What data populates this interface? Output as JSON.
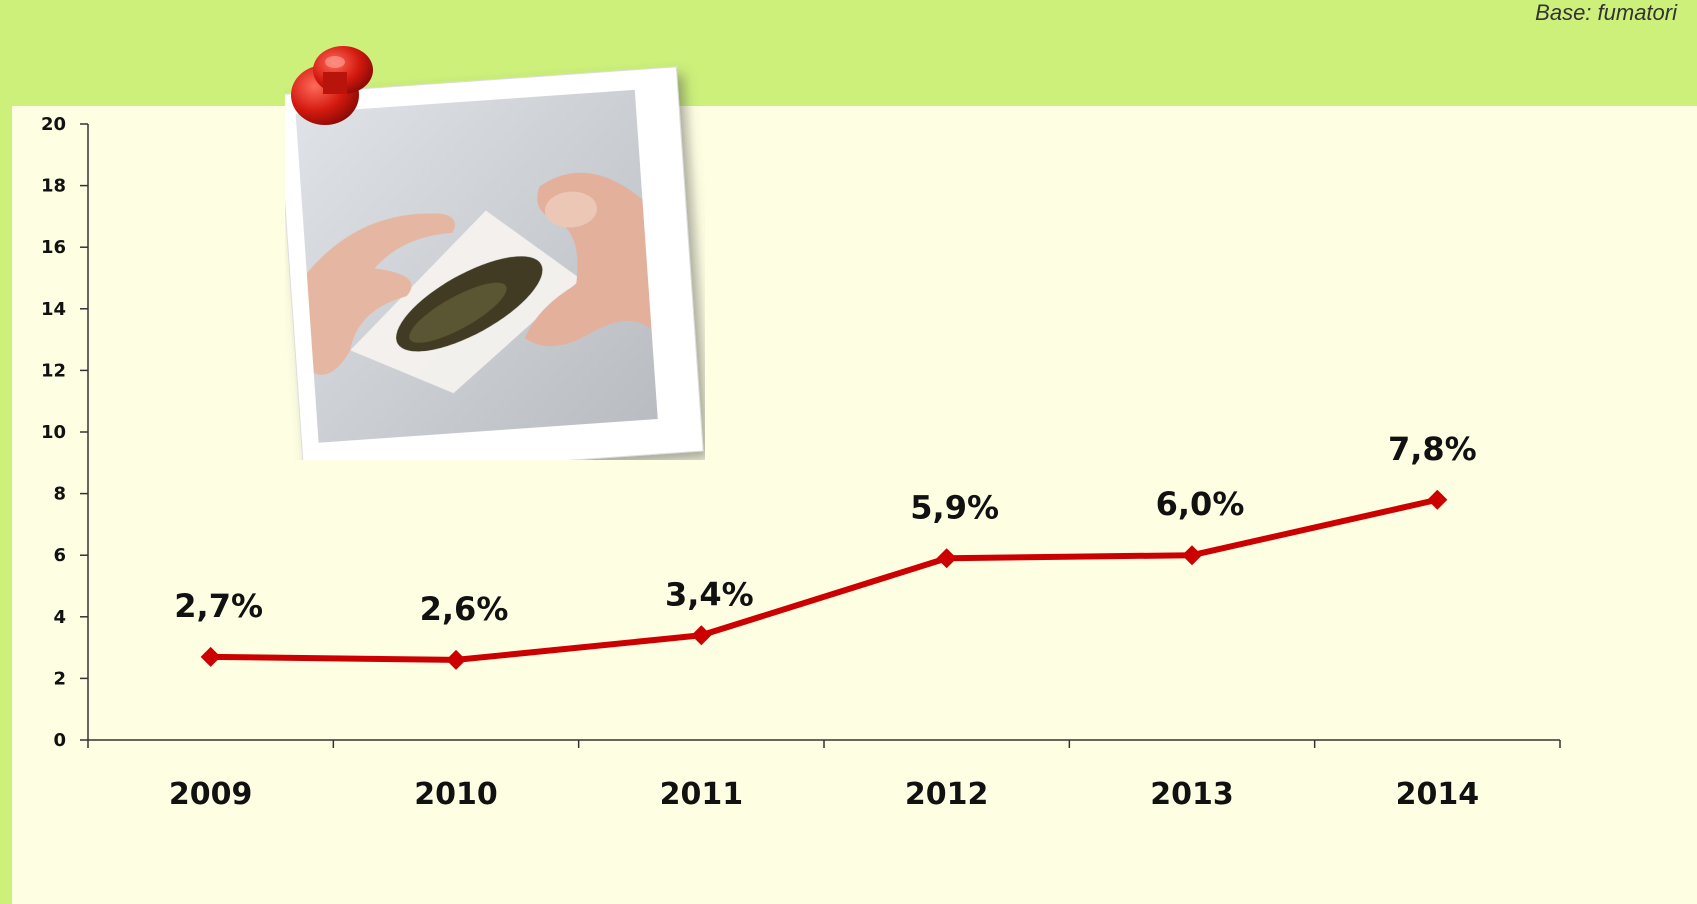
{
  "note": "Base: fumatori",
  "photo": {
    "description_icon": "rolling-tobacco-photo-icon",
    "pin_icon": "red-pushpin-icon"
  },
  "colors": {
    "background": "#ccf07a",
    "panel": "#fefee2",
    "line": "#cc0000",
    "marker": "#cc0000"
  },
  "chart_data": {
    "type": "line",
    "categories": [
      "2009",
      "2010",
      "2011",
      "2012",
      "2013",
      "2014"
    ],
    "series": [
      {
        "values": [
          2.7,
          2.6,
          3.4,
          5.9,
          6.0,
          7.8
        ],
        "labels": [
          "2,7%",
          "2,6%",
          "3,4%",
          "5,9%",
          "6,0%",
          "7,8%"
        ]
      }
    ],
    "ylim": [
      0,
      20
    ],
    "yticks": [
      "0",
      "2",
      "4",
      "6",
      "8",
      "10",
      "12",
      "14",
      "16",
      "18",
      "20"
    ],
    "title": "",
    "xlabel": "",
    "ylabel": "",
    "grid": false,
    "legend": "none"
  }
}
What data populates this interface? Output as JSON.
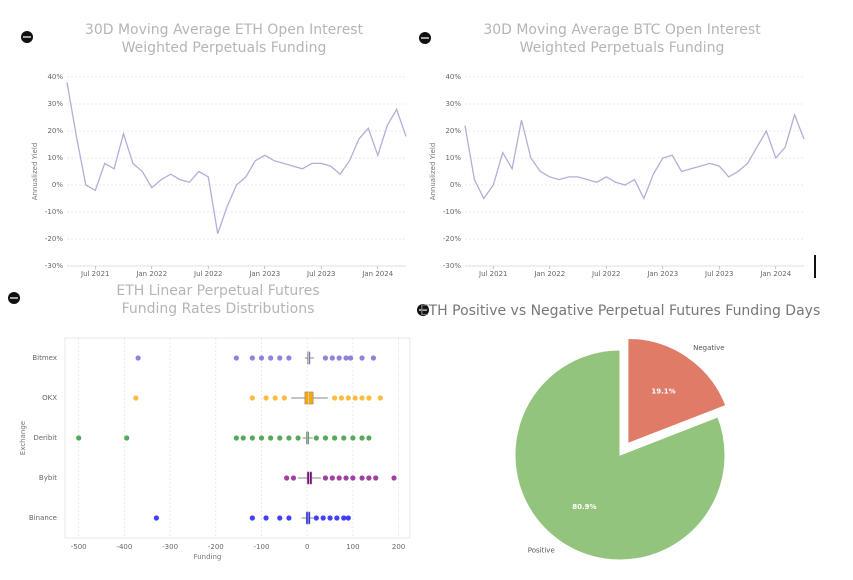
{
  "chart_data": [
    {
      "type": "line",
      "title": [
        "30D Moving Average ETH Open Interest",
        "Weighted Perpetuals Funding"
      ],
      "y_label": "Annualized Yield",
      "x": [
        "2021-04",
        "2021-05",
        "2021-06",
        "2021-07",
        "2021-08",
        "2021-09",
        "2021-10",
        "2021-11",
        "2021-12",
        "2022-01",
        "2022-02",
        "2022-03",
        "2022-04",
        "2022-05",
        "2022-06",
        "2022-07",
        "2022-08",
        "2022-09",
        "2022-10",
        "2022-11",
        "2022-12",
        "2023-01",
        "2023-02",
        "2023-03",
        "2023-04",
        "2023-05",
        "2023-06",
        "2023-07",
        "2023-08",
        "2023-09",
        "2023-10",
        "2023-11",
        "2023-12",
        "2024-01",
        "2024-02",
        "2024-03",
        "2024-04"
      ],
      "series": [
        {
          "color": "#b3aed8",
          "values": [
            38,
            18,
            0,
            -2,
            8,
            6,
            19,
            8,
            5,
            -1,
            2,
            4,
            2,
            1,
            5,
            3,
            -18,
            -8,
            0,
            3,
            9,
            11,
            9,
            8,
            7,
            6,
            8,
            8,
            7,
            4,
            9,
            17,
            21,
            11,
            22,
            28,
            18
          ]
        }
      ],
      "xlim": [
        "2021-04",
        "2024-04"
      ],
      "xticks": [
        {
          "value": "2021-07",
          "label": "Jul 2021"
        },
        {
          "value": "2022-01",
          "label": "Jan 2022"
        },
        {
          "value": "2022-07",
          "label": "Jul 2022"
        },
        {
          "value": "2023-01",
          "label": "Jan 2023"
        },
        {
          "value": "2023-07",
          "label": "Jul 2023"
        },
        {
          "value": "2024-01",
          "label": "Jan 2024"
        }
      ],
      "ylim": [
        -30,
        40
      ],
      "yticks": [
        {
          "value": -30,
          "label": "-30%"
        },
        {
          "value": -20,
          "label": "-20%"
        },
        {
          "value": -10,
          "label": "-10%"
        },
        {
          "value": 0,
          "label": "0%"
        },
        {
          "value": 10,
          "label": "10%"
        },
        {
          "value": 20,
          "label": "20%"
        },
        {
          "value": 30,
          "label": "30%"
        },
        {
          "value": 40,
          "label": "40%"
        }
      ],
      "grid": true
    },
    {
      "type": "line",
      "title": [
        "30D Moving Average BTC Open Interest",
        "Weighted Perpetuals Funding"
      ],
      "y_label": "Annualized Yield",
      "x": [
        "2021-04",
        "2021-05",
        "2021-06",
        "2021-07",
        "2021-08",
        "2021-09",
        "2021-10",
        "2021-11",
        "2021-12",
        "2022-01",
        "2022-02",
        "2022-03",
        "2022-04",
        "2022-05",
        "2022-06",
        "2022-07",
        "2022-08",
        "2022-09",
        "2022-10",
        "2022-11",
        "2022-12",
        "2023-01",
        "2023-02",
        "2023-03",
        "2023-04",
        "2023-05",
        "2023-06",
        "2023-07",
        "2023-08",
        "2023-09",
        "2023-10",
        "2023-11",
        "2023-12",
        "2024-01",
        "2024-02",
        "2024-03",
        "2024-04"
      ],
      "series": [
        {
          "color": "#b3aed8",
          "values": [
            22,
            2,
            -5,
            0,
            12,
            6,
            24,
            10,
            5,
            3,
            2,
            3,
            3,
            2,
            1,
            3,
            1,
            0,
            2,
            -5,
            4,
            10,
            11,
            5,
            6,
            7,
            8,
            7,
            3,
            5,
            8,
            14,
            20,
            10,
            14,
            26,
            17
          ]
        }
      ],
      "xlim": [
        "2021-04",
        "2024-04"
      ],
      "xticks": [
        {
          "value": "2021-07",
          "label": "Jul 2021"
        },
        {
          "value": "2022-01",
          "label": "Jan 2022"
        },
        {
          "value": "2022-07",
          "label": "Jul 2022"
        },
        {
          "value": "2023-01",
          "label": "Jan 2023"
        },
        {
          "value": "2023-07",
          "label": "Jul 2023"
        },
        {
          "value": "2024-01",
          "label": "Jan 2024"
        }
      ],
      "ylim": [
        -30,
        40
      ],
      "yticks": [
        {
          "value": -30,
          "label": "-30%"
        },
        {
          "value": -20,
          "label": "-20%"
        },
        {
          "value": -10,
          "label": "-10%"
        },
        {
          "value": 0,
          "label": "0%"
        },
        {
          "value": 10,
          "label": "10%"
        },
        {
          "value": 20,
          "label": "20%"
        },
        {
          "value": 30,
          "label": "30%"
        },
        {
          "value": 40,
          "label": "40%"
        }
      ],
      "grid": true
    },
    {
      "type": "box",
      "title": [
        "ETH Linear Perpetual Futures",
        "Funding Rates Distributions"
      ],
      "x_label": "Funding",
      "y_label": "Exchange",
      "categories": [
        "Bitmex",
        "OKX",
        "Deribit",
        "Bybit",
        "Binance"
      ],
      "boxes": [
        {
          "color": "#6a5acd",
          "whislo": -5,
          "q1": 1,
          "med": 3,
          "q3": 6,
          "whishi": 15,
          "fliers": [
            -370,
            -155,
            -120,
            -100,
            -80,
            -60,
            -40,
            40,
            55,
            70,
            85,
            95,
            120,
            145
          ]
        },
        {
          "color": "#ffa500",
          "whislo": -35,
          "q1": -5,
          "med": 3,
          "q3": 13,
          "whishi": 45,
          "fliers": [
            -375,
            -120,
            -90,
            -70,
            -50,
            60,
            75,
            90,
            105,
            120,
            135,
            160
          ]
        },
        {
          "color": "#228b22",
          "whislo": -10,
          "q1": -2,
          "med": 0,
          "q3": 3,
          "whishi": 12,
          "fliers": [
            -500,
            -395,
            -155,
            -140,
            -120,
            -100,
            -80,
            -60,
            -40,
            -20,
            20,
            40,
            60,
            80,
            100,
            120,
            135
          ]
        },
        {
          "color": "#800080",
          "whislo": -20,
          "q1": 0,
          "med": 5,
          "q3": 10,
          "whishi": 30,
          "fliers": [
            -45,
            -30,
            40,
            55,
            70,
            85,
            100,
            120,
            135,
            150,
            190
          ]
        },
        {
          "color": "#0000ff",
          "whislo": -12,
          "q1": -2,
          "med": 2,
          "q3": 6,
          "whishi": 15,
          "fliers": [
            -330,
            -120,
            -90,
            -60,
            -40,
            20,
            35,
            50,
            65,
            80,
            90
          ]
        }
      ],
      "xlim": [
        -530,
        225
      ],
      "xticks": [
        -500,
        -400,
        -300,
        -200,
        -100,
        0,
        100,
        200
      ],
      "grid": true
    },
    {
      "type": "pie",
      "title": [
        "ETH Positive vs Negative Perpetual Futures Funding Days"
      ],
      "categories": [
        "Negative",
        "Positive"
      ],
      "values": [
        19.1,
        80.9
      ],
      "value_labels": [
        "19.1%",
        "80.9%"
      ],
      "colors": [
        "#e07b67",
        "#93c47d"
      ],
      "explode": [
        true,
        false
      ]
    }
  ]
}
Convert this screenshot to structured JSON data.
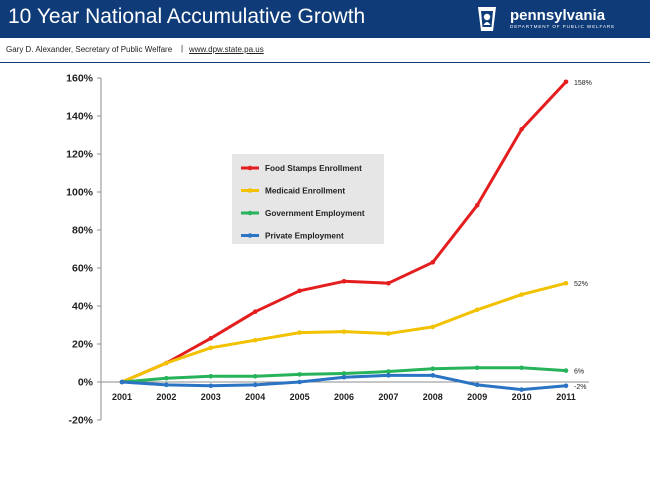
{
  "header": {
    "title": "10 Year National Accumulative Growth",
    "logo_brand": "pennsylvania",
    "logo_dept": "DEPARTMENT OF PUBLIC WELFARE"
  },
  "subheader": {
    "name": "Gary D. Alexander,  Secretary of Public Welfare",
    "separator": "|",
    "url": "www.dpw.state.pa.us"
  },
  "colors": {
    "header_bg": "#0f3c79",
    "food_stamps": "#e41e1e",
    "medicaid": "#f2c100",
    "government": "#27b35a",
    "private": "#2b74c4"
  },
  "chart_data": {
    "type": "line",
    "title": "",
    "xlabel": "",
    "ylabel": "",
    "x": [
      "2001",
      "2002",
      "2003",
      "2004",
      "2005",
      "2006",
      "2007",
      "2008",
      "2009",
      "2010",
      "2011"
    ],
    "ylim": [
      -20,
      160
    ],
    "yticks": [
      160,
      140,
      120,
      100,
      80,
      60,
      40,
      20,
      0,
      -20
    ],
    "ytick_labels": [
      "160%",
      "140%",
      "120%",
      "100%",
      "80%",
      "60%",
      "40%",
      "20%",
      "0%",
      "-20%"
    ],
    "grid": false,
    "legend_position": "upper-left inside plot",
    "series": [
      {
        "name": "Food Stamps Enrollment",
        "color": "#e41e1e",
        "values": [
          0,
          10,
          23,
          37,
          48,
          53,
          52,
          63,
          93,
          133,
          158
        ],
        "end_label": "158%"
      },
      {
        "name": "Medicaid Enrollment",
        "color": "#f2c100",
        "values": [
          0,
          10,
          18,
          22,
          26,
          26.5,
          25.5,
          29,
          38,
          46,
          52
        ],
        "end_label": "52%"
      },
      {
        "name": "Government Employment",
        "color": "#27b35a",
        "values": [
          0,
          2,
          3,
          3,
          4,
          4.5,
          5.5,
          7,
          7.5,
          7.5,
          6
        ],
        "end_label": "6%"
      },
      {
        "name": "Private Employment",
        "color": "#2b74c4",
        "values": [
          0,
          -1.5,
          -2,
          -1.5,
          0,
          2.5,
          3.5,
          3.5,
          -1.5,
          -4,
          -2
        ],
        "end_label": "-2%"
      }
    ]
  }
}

______

### [WHAT IS NEEDED]
Pull every line containing "Open" from the data.

### [RESULT BELOW]
        "30D Moving Average ETH Open Interest",
        "30D Moving Average BTC Open Interest",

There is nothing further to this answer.